■ Records for this task:
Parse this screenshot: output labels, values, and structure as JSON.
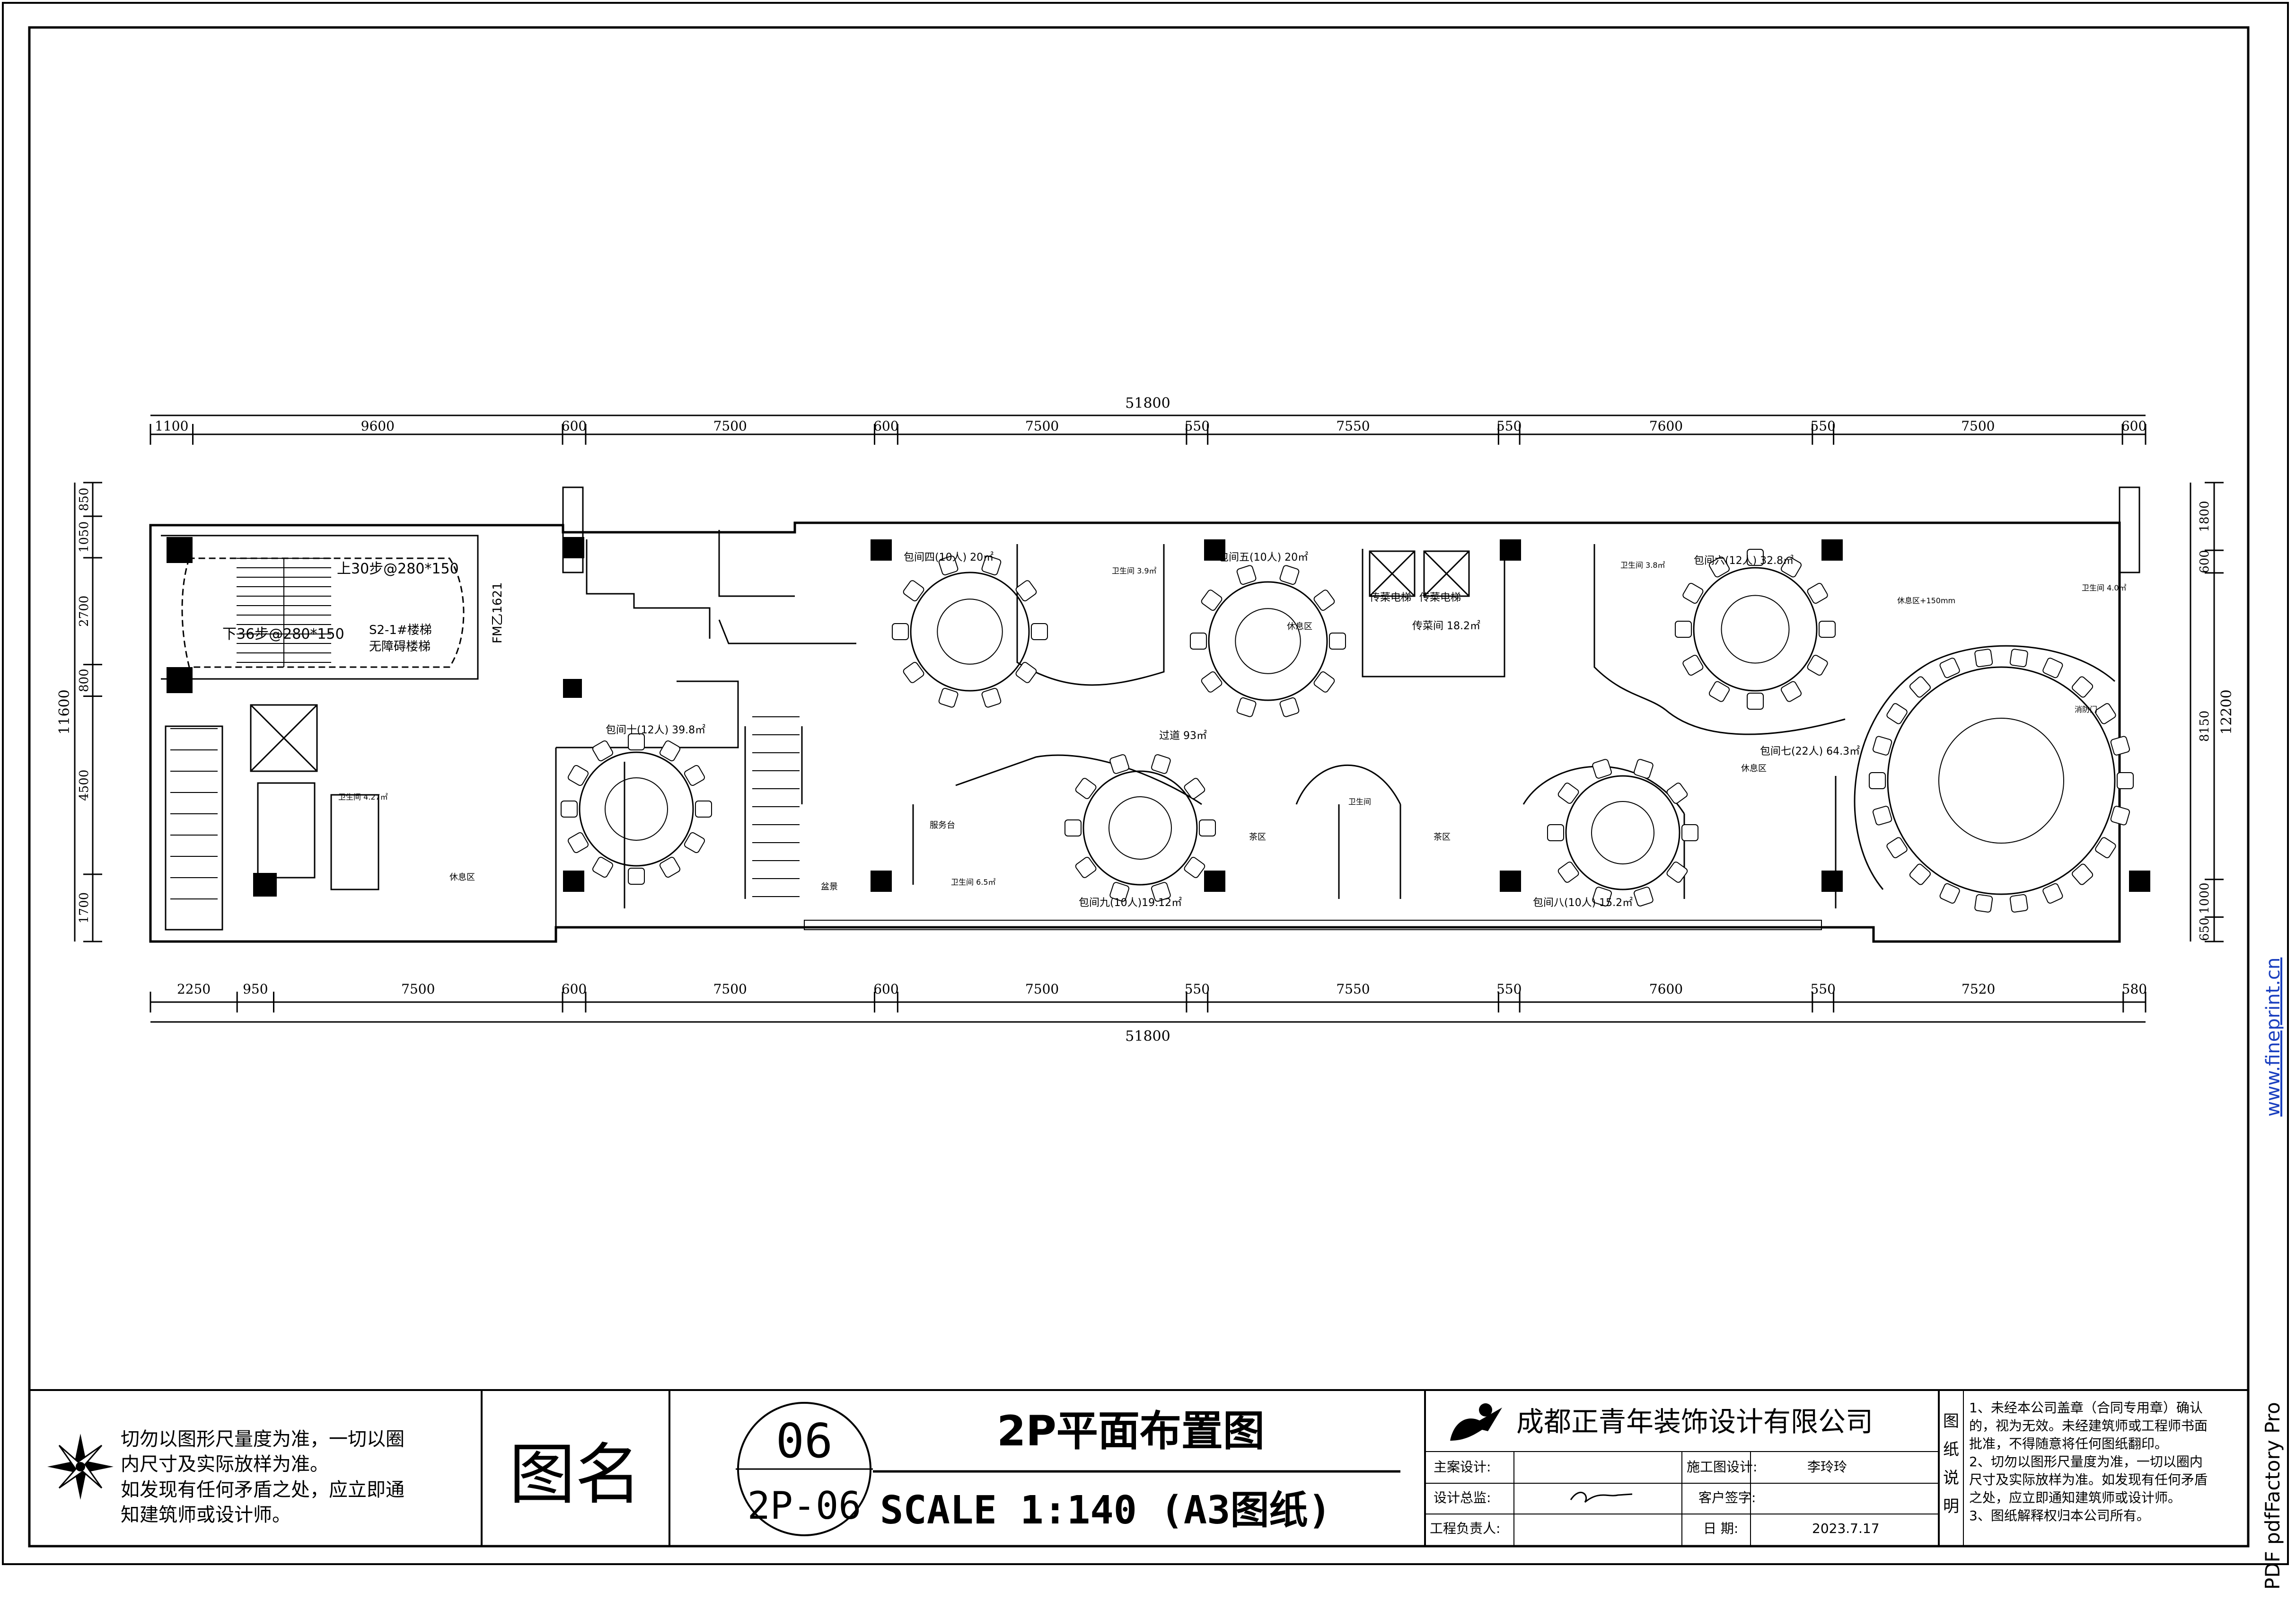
{
  "dims": {
    "top_total": "51800",
    "top": [
      "1100",
      "9600",
      "600",
      "7500",
      "600",
      "7500",
      "550",
      "7550",
      "550",
      "7600",
      "550",
      "7500",
      "600"
    ],
    "bottom_total": "51800",
    "bottom": [
      "2250",
      "950",
      "7500",
      "600",
      "7500",
      "600",
      "7500",
      "550",
      "7550",
      "550",
      "7600",
      "550",
      "7520",
      "580"
    ],
    "left": [
      "850",
      "1050",
      "2700",
      "800",
      "4500",
      "1700"
    ],
    "left_total": "11600",
    "right": [
      "1800",
      "600",
      "8150",
      "1000",
      "650"
    ],
    "right_total": "12200"
  },
  "stairs": {
    "up": "上30步@280*150",
    "down": "下36步@280*150",
    "label1": "S2-1#楼梯",
    "label2": "无障碍楼梯",
    "door": "FM乙1621"
  },
  "rooms": {
    "r4": "包间四(10人) 20㎡",
    "r5": "包间五(10人) 20㎡",
    "r6": "包间六(12人) 32.8㎡",
    "r7": "包间七(22人) 64.3㎡",
    "r8": "包间八(10人) 15.2㎡",
    "r9": "包间九(10人)19.12㎡",
    "r10": "包间十(12人) 39.8㎡",
    "corridor": "过道 93㎡",
    "pantry": "传菜间 18.2㎡",
    "lift1": "传菜电梯",
    "lift2": "传菜电梯",
    "wc1": "卫生间 3.9㎡",
    "wc2": "卫生间 3.8㎡",
    "wc3": "卫生间 4.0㎡",
    "wc4": "卫生间 6.5㎡",
    "wc5": "卫生间",
    "wc6": "卫生间 4.27㎡",
    "rest1": "休息区",
    "rest2": "休息区",
    "rest3": "休息区",
    "rest4": "休息区+150mm",
    "tea1": "茶区",
    "tea2": "茶区",
    "service": "服务台",
    "bonsai": "盆景",
    "fire_door": "消防门"
  },
  "note": {
    "line1": "切勿以图形尺量度为准，一切以圈",
    "line2": "内尺寸及实际放样为准。",
    "line3": "如发现有任何矛盾之处，应立即通",
    "line4": "知建筑师或设计师。"
  },
  "title_block": {
    "name_label": "图名",
    "number": "06",
    "sheet_code": "2P-06",
    "drawing_title": "2P平面布置图",
    "scale": "SCALE 1:140 (A3图纸)",
    "company": "成都正青年装饰设计有限公司",
    "main_design_label": "主案设计:",
    "construction_design_label": "施工图设计:",
    "construction_designer": "李玲玲",
    "design_director_label": "设计总监:",
    "client_sign_label": "客户签字:",
    "project_lead_label": "工程负责人:",
    "date_label": "日  期:",
    "date": "2023.7.17",
    "notes_label": [
      "图",
      "纸",
      "说",
      "明"
    ],
    "notes": [
      "1、未经本公司盖章（合同专用章）确认",
      "的，视为无效。未经建筑师或工程师书面",
      "批准，不得随意将任何图纸翻印。",
      "2、切勿以图形尺量度为准，一切以圈内",
      "尺寸及实际放样为准。如发现有任何矛盾",
      "之处，应立即通知建筑师或设计师。",
      "3、图纸解释权归本公司所有。"
    ]
  },
  "watermark": {
    "url": "www.fineprint.cn",
    "product": "PDF pdfFactory Pro"
  }
}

■ Direction: Please set down each line of the data above exactly as written, without the pictures.

■ Response below:
Parse this screenshot: output labels, values, and structure as JSON.
{
  "dims": {
    "top_total": "51800",
    "top": [
      "1100",
      "9600",
      "600",
      "7500",
      "600",
      "7500",
      "550",
      "7550",
      "550",
      "7600",
      "550",
      "7500",
      "600"
    ],
    "bottom_total": "51800",
    "bottom": [
      "2250",
      "950",
      "7500",
      "600",
      "7500",
      "600",
      "7500",
      "550",
      "7550",
      "550",
      "7600",
      "550",
      "7520",
      "580"
    ],
    "left": [
      "850",
      "1050",
      "2700",
      "800",
      "4500",
      "1700"
    ],
    "left_total": "11600",
    "right": [
      "1800",
      "600",
      "8150",
      "1000",
      "650"
    ],
    "right_total": "12200"
  },
  "stairs": {
    "up": "上30步@280*150",
    "down": "下36步@280*150",
    "label1": "S2-1#楼梯",
    "label2": "无障碍楼梯",
    "door": "FM乙1621"
  },
  "rooms": {
    "r4": "包间四(10人) 20㎡",
    "r5": "包间五(10人) 20㎡",
    "r6": "包间六(12人) 32.8㎡",
    "r7": "包间七(22人) 64.3㎡",
    "r8": "包间八(10人) 15.2㎡",
    "r9": "包间九(10人)19.12㎡",
    "r10": "包间十(12人) 39.8㎡",
    "corridor": "过道 93㎡",
    "pantry": "传菜间 18.2㎡",
    "lift1": "传菜电梯",
    "lift2": "传菜电梯",
    "wc1": "卫生间 3.9㎡",
    "wc2": "卫生间 3.8㎡",
    "wc3": "卫生间 4.0㎡",
    "wc4": "卫生间 6.5㎡",
    "wc5": "卫生间",
    "wc6": "卫生间 4.27㎡",
    "rest1": "休息区",
    "rest2": "休息区",
    "rest3": "休息区",
    "rest4": "休息区+150mm",
    "tea1": "茶区",
    "tea2": "茶区",
    "service": "服务台",
    "bonsai": "盆景",
    "fire_door": "消防门"
  },
  "note": {
    "line1": "切勿以图形尺量度为准，一切以圈",
    "line2": "内尺寸及实际放样为准。",
    "line3": "如发现有任何矛盾之处，应立即通",
    "line4": "知建筑师或设计师。"
  },
  "title_block": {
    "name_label": "图名",
    "number": "06",
    "sheet_code": "2P-06",
    "drawing_title": "2P平面布置图",
    "scale": "SCALE 1:140 (A3图纸)",
    "company": "成都正青年装饰设计有限公司",
    "main_design_label": "主案设计:",
    "construction_design_label": "施工图设计:",
    "construction_designer": "李玲玲",
    "design_director_label": "设计总监:",
    "client_sign_label": "客户签字:",
    "project_lead_label": "工程负责人:",
    "date_label": "日  期:",
    "date": "2023.7.17",
    "notes_label": [
      "图",
      "纸",
      "说",
      "明"
    ],
    "notes": [
      "1、未经本公司盖章（合同专用章）确认",
      "的，视为无效。未经建筑师或工程师书面",
      "批准，不得随意将任何图纸翻印。",
      "2、切勿以图形尺量度为准，一切以圈内",
      "尺寸及实际放样为准。如发现有任何矛盾",
      "之处，应立即通知建筑师或设计师。",
      "3、图纸解释权归本公司所有。"
    ]
  },
  "watermark": {
    "url": "www.fineprint.cn",
    "product": "PDF pdfFactory Pro"
  }
}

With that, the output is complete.